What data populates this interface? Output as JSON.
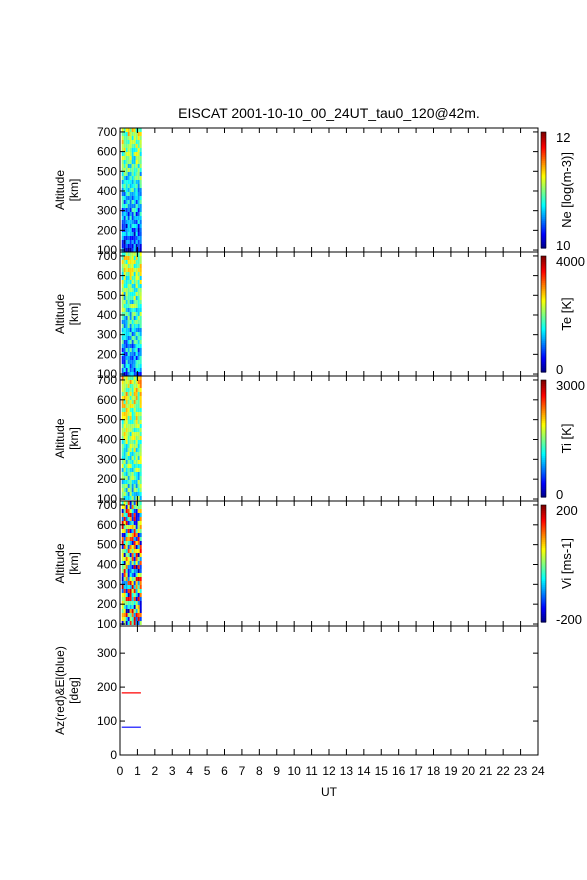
{
  "chart_data": {
    "type": "heatmap",
    "title": "EISCAT 2001-10-10_00_24UT_tau0_120@42m.",
    "xlabel": "UT",
    "xlim": [
      0,
      24
    ],
    "x_ticks": [
      "0",
      "1",
      "2",
      "3",
      "4",
      "5",
      "6",
      "7",
      "8",
      "9",
      "10",
      "11",
      "12",
      "13",
      "14",
      "15",
      "16",
      "17",
      "18",
      "19",
      "20",
      "21",
      "22",
      "23",
      "24"
    ],
    "data_time_range": [
      0.1,
      1.2
    ],
    "panels": [
      {
        "ylabel": [
          "Altitude",
          "[km]"
        ],
        "ylim": [
          90,
          720
        ],
        "y_ticks": [
          100,
          200,
          300,
          400,
          500,
          600,
          700
        ],
        "colorbar_label": "Ne [log(m-3)]",
        "colorbar_ticks": [
          "10",
          "12"
        ]
      },
      {
        "ylabel": [
          "Altitude",
          "[km]"
        ],
        "ylim": [
          90,
          720
        ],
        "y_ticks": [
          100,
          200,
          300,
          400,
          500,
          600,
          700
        ],
        "colorbar_label": "Te [K]",
        "colorbar_ticks": [
          "0",
          "4000"
        ]
      },
      {
        "ylabel": [
          "Altitude",
          "[km]"
        ],
        "ylim": [
          90,
          720
        ],
        "y_ticks": [
          100,
          200,
          300,
          400,
          500,
          600,
          700
        ],
        "colorbar_label": "Ti [K]",
        "colorbar_ticks": [
          "0",
          "3000"
        ]
      },
      {
        "ylabel": [
          "Altitude",
          "[km]"
        ],
        "ylim": [
          90,
          720
        ],
        "y_ticks": [
          100,
          200,
          300,
          400,
          500,
          600,
          700
        ],
        "colorbar_label": "Vi [ms-1]",
        "colorbar_ticks": [
          "-200",
          "200"
        ]
      }
    ],
    "pointing_panel": {
      "ylabel": [
        "Az(red)&El(blue)",
        "[deg]"
      ],
      "ylim": [
        0,
        380
      ],
      "y_ticks": [
        0,
        100,
        200,
        300
      ],
      "series": [
        {
          "color": "#ff0000",
          "x": [
            0.1,
            1.2
          ],
          "y": [
            183,
            183
          ]
        },
        {
          "color": "#0000ff",
          "x": [
            0.1,
            1.2
          ],
          "y": [
            82,
            82
          ]
        }
      ]
    }
  }
}
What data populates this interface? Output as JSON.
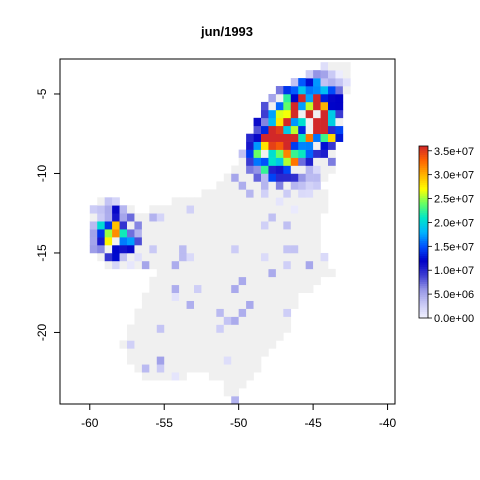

^^^^^^^^

REQUEST:
Restate each of the entries above word for word and skip every image.

ANSWER TO THE PROBLEM:
What data populates this interface? Output as JSON.
{
  "chart_data": {
    "type": "heatmap",
    "title": "EISCAT 2001-10-10_00_24UT_tau0_120@42m.",
    "xlabel": "UT",
    "xlim": [
      0,
      24
    ],
    "x_ticks": [
      "0",
      "1",
      "2",
      "3",
      "4",
      "5",
      "6",
      "7",
      "8",
      "9",
      "10",
      "11",
      "12",
      "13",
      "14",
      "15",
      "16",
      "17",
      "18",
      "19",
      "20",
      "21",
      "22",
      "23",
      "24"
    ],
    "data_time_range": [
      0.1,
      1.2
    ],
    "panels": [
      {
        "ylabel": [
          "Altitude",
          "[km]"
        ],
        "ylim": [
          90,
          720
        ],
        "y_ticks": [
          100,
          200,
          300,
          400,
          500,
          600,
          700
        ],
        "colorbar_label": "Ne [log(m-3)]",
        "colorbar_ticks": [
          "10",
          "12"
        ]
      },
      {
        "ylabel": [
          "Altitude",
          "[km]"
        ],
        "ylim": [
          90,
          720
        ],
        "y_ticks": [
          100,
          200,
          300,
          400,
          500,
          600,
          700
        ],
        "colorbar_label": "Te [K]",
        "colorbar_ticks": [
          "0",
          "4000"
        ]
      },
      {
        "ylabel": [
          "Altitude",
          "[km]"
        ],
        "ylim": [
          90,
          720
        ],
        "y_ticks": [
          100,
          200,
          300,
          400,
          500,
          600,
          700
        ],
        "colorbar_label": "Ti [K]",
        "colorbar_ticks": [
          "0",
          "3000"
        ]
      },
      {
        "ylabel": [
          "Altitude",
          "[km]"
        ],
        "ylim": [
          90,
          720
        ],
        "y_ticks": [
          100,
          200,
          300,
          400,
          500,
          600,
          700
        ],
        "colorbar_label": "Vi [ms-1]",
        "colorbar_ticks": [
          "-200",
          "200"
        ]
      }
    ],
    "pointing_panel": {
      "ylabel": [
        "Az(red)&El(blue)",
        "[deg]"
      ],
      "ylim": [
        0,
        380
      ],
      "y_ticks": [
        0,
        100,
        200,
        300
      ],
      "series": [
        {
          "color": "#ff0000",
          "x": [
            0.1,
            1.2
          ],
          "y": [
            183,
            183
          ]
        },
        {
          "color": "#0000ff",
          "x": [
            0.1,
            1.2
          ],
          "y": [
            82,
            82
          ]
        }
      ]
    }
  }
}
What data populates this interface? Output as JSON.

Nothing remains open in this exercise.